● Dataset extract
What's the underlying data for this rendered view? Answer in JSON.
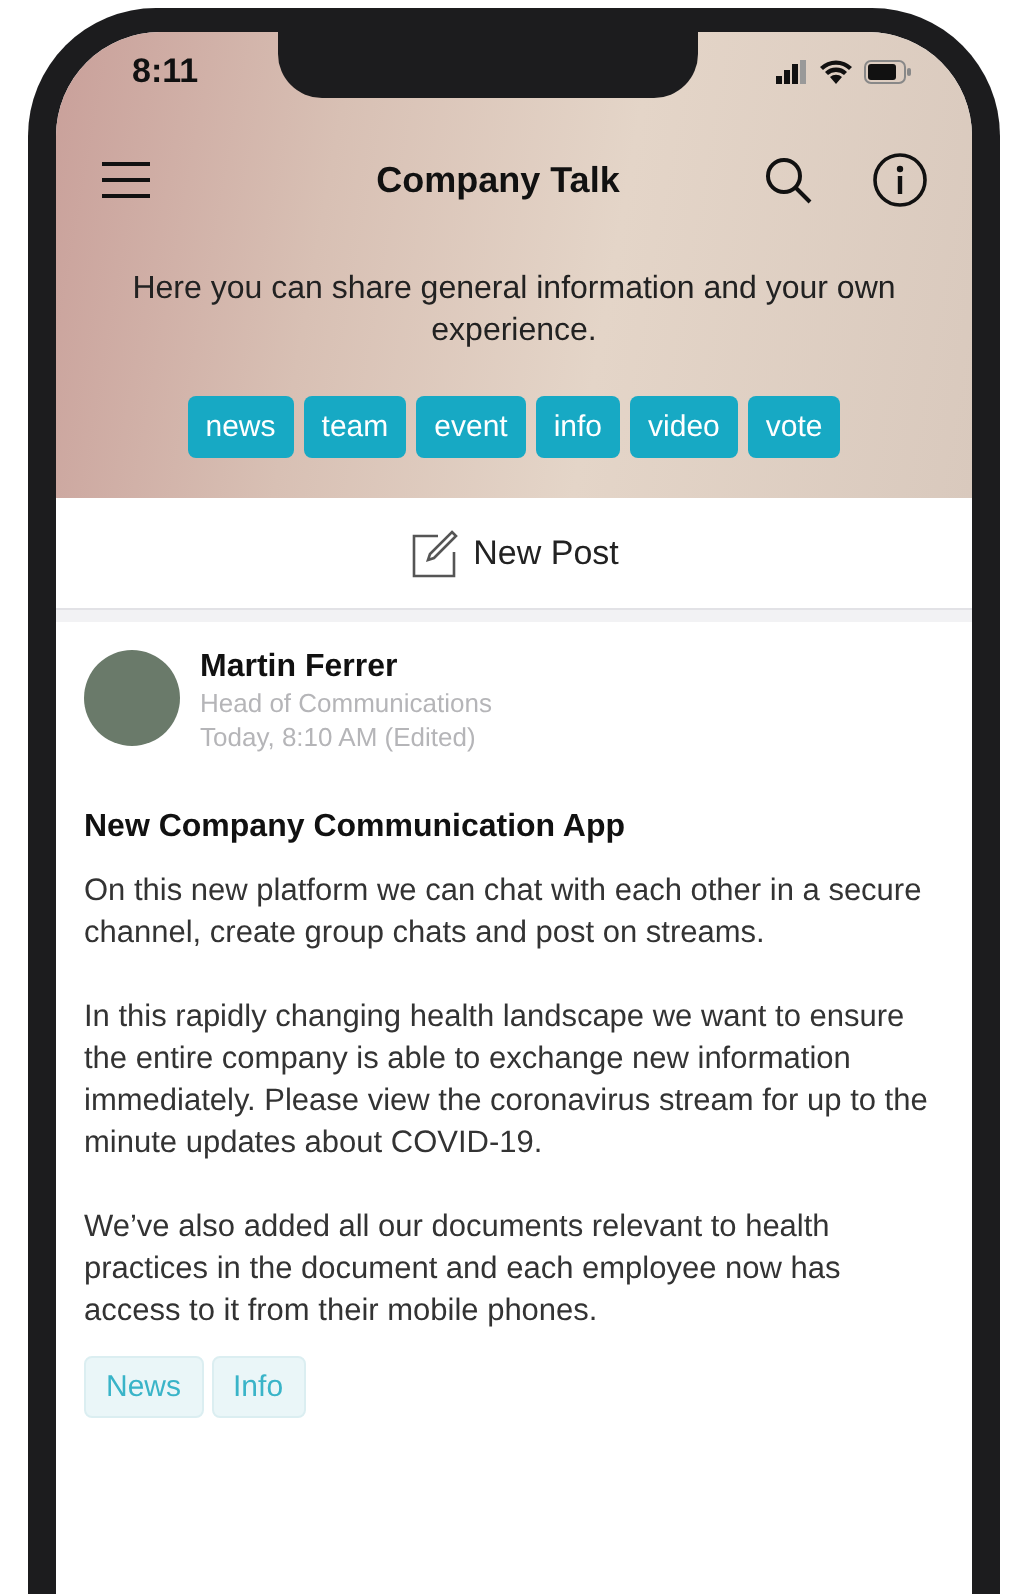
{
  "status_bar": {
    "time": "8:11"
  },
  "header": {
    "title": "Company Talk",
    "description": "Here you can share general information and your own experience.",
    "chips": [
      {
        "label": "news"
      },
      {
        "label": "team"
      },
      {
        "label": "event"
      },
      {
        "label": "info"
      },
      {
        "label": "video"
      },
      {
        "label": "vote"
      }
    ]
  },
  "new_post": {
    "label": "New Post"
  },
  "post": {
    "author": "Martin Ferrer",
    "role": "Head of Communications",
    "time": "Today, 8:10 AM (Edited)",
    "title": "New Company Communication App",
    "paragraphs": [
      "On this new platform we can chat with each other in a secure channel, create group chats and post on streams.",
      "In this rapidly changing health landscape we want to ensure the entire company is able to exchange new information immediately. Please view the coronavirus stream for up to the minute updates about COVID-19.",
      "We’ve also added all our documents relevant to health practices in the document and each employee now has access to it from their mobile phones."
    ],
    "tags": [
      {
        "label": "News"
      },
      {
        "label": "Info"
      }
    ]
  }
}
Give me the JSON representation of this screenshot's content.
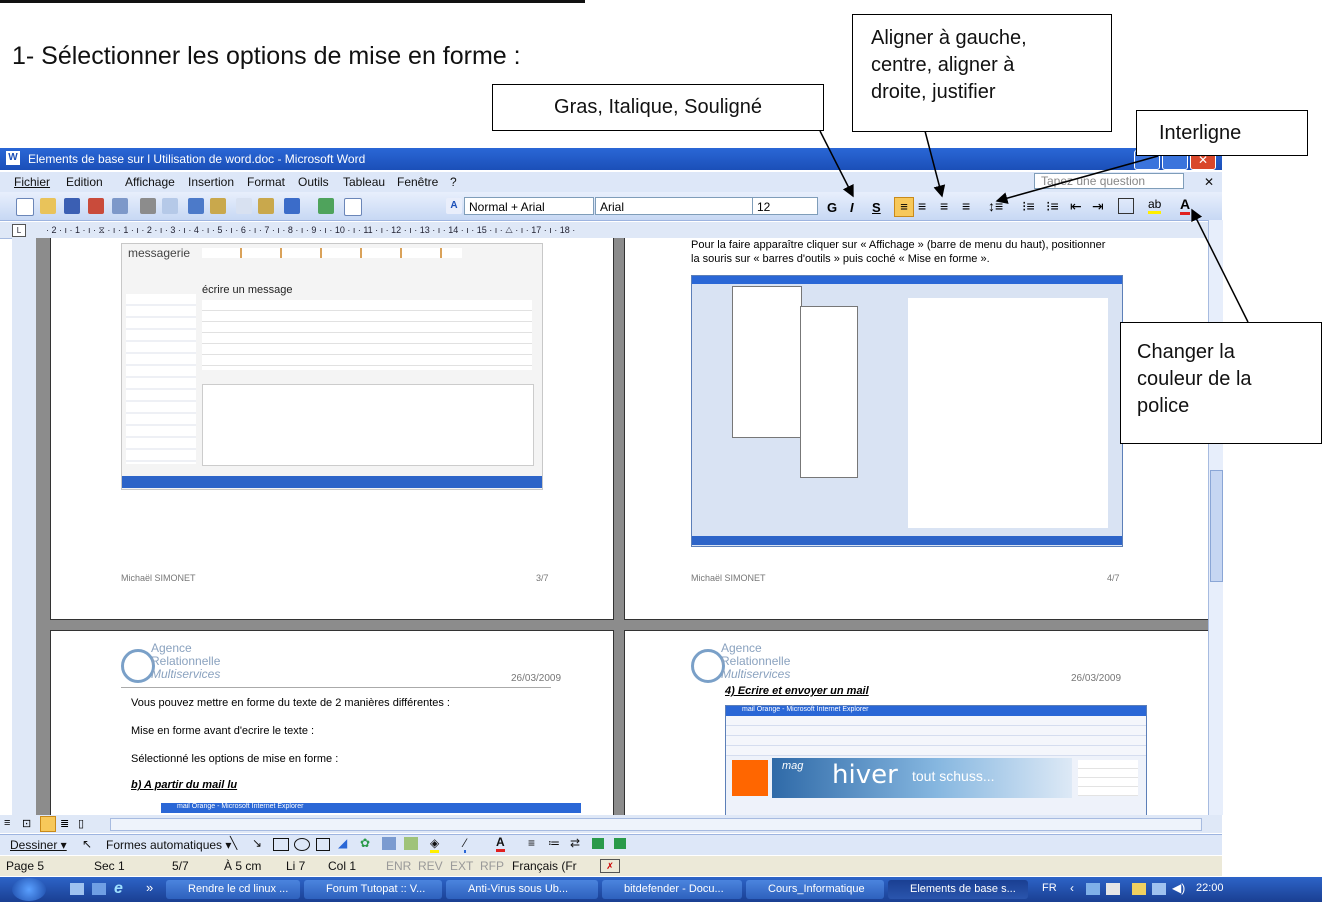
{
  "heading": "1- Sélectionner les options de mise en forme :",
  "callouts": {
    "gras": "Gras, Italique, Souligné",
    "aligner": [
      "Aligner à gauche,",
      "centre, aligner à",
      "droite, justifier"
    ],
    "interligne": "Interligne",
    "couleur": [
      "Changer la",
      "couleur de la",
      "police"
    ]
  },
  "window": {
    "title": "Elements de base sur l Utilisation de word.doc - Microsoft Word",
    "question_placeholder": "Tapez une question",
    "menu": [
      "Fichier",
      "Edition",
      "Affichage",
      "Insertion",
      "Format",
      "Outils",
      "Tableau",
      "Fenêtre",
      "?"
    ],
    "style_value": "Normal + Arial",
    "font_value": "Arial",
    "size_value": "12",
    "ruler_text": "· 2 · ı · 1 · ı · ⧖ · ı · 1 · ı · 2 · ı · 3 · ı · 4 · ı · 5 · ı · 6 · ı · 7 · ı · 8 · ı · 9 · ı · 10 · ı · 11 · ı · 12 · ı · 13 · ı · 14 · ı · 15 · ı · △ · ı · 17 · ı · 18 ·"
  },
  "pages": {
    "p3": {
      "heading": "messagerie",
      "compose": "écrire un message",
      "footer_left": "Michaël SIMONET",
      "footer_right": "3/7"
    },
    "p4": {
      "line1": "Pour la faire apparaître cliquer sur « Affichage » (barre de menu du haut), positionner",
      "line2": "la souris sur « barres d'outils » puis coché « Mise en forme ».",
      "footer_left": "Michaël SIMONET",
      "footer_right": "4/7"
    },
    "p5": {
      "logo": [
        "Agence",
        "Relationnelle",
        "Multiservices"
      ],
      "date": "26/03/2009",
      "lines": [
        "Vous pouvez mettre en forme du texte de 2 manières différentes :",
        "Mise en forme avant d'ecrire le texte :",
        "Sélectionné les options de mise en forme :",
        "b) A partir du mail lu"
      ],
      "ie_title": "mail Orange - Microsoft Internet Explorer"
    },
    "p6": {
      "logo": [
        "Agence",
        "Relationnelle",
        "Multiservices"
      ],
      "date": "26/03/2009",
      "heading": "4) Ecrire et envoyer un mail",
      "ie_title": "mail Orange - Microsoft Internet Explorer",
      "banner_text": "tout schuss...",
      "banner_hiver": "hiver",
      "banner_mag": "mag"
    }
  },
  "drawbar": {
    "dessiner": "Dessiner ▾",
    "formes": "Formes automatiques ▾"
  },
  "status": [
    "Page 5",
    "Sec 1",
    "5/7",
    "À 5 cm",
    "Li 7",
    "Col 1",
    "ENR",
    "REV",
    "EXT",
    "RFP",
    "Français (Fr"
  ],
  "taskbar": {
    "items": [
      "Rendre le cd linux ...",
      "Forum Tutopat :: V...",
      "Anti-Virus sous Ub...",
      "bitdefender - Docu...",
      "Cours_Informatique",
      "Elements de base s..."
    ],
    "lang": "FR",
    "time": "22:00"
  }
}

● What the exercise asks
No picture belongs in the copy. Print every entry above exactly as it stands.

● Solved problem
What's the underlying data for this rendered view? Answer in JSON.
{
  "status_bar": {
    "time": "8:11"
  },
  "header": {
    "title": "Company Talk",
    "description": "Here you can share general information and your own experience.",
    "chips": [
      {
        "label": "news"
      },
      {
        "label": "team"
      },
      {
        "label": "event"
      },
      {
        "label": "info"
      },
      {
        "label": "video"
      },
      {
        "label": "vote"
      }
    ]
  },
  "new_post": {
    "label": "New Post"
  },
  "post": {
    "author": "Martin Ferrer",
    "role": "Head of Communications",
    "time": "Today, 8:10 AM (Edited)",
    "title": "New Company Communication App",
    "paragraphs": [
      "On this new platform we can chat with each other in a secure channel, create group chats and post on streams.",
      "In this rapidly changing health landscape we want to ensure the entire company is able to exchange new information immediately. Please view the coronavirus stream for up to the minute updates about COVID-19.",
      "We’ve also added all our documents relevant to health practices in the document and each employee now has access to it from their mobile phones."
    ],
    "tags": [
      {
        "label": "News"
      },
      {
        "label": "Info"
      }
    ]
  }
}
Give me the JSON representation of this screenshot's content.
{
  "heading": "1- Sélectionner les options de mise en forme :",
  "callouts": {
    "gras": "Gras, Italique, Souligné",
    "aligner": [
      "Aligner à gauche,",
      "centre, aligner à",
      "droite, justifier"
    ],
    "interligne": "Interligne",
    "couleur": [
      "Changer la",
      "couleur de la",
      "police"
    ]
  },
  "window": {
    "title": "Elements de base sur l Utilisation de word.doc - Microsoft Word",
    "question_placeholder": "Tapez une question",
    "menu": [
      "Fichier",
      "Edition",
      "Affichage",
      "Insertion",
      "Format",
      "Outils",
      "Tableau",
      "Fenêtre",
      "?"
    ],
    "style_value": "Normal + Arial",
    "font_value": "Arial",
    "size_value": "12",
    "ruler_text": "· 2 · ı · 1 · ı · ⧖ · ı · 1 · ı · 2 · ı · 3 · ı · 4 · ı · 5 · ı · 6 · ı · 7 · ı · 8 · ı · 9 · ı · 10 · ı · 11 · ı · 12 · ı · 13 · ı · 14 · ı · 15 · ı · △ · ı · 17 · ı · 18 ·"
  },
  "pages": {
    "p3": {
      "heading": "messagerie",
      "compose": "écrire un message",
      "footer_left": "Michaël SIMONET",
      "footer_right": "3/7"
    },
    "p4": {
      "line1": "Pour la faire apparaître cliquer sur « Affichage » (barre de menu du haut), positionner",
      "line2": "la souris sur « barres d'outils » puis coché « Mise en forme ».",
      "footer_left": "Michaël SIMONET",
      "footer_right": "4/7"
    },
    "p5": {
      "logo": [
        "Agence",
        "Relationnelle",
        "Multiservices"
      ],
      "date": "26/03/2009",
      "lines": [
        "Vous pouvez mettre en forme du texte de 2 manières différentes :",
        "Mise en forme avant d'ecrire le texte :",
        "Sélectionné les options de mise en forme :",
        "b) A partir du mail lu"
      ],
      "ie_title": "mail Orange - Microsoft Internet Explorer"
    },
    "p6": {
      "logo": [
        "Agence",
        "Relationnelle",
        "Multiservices"
      ],
      "date": "26/03/2009",
      "heading": "4) Ecrire et envoyer un mail",
      "ie_title": "mail Orange - Microsoft Internet Explorer",
      "banner_text": "tout schuss...",
      "banner_hiver": "hiver",
      "banner_mag": "mag"
    }
  },
  "drawbar": {
    "dessiner": "Dessiner ▾",
    "formes": "Formes automatiques ▾"
  },
  "status": [
    "Page 5",
    "Sec 1",
    "5/7",
    "À 5 cm",
    "Li 7",
    "Col 1",
    "ENR",
    "REV",
    "EXT",
    "RFP",
    "Français (Fr"
  ],
  "taskbar": {
    "items": [
      "Rendre le cd linux ...",
      "Forum Tutopat :: V...",
      "Anti-Virus sous Ub...",
      "bitdefender - Docu...",
      "Cours_Informatique",
      "Elements de base s..."
    ],
    "lang": "FR",
    "time": "22:00"
  }
}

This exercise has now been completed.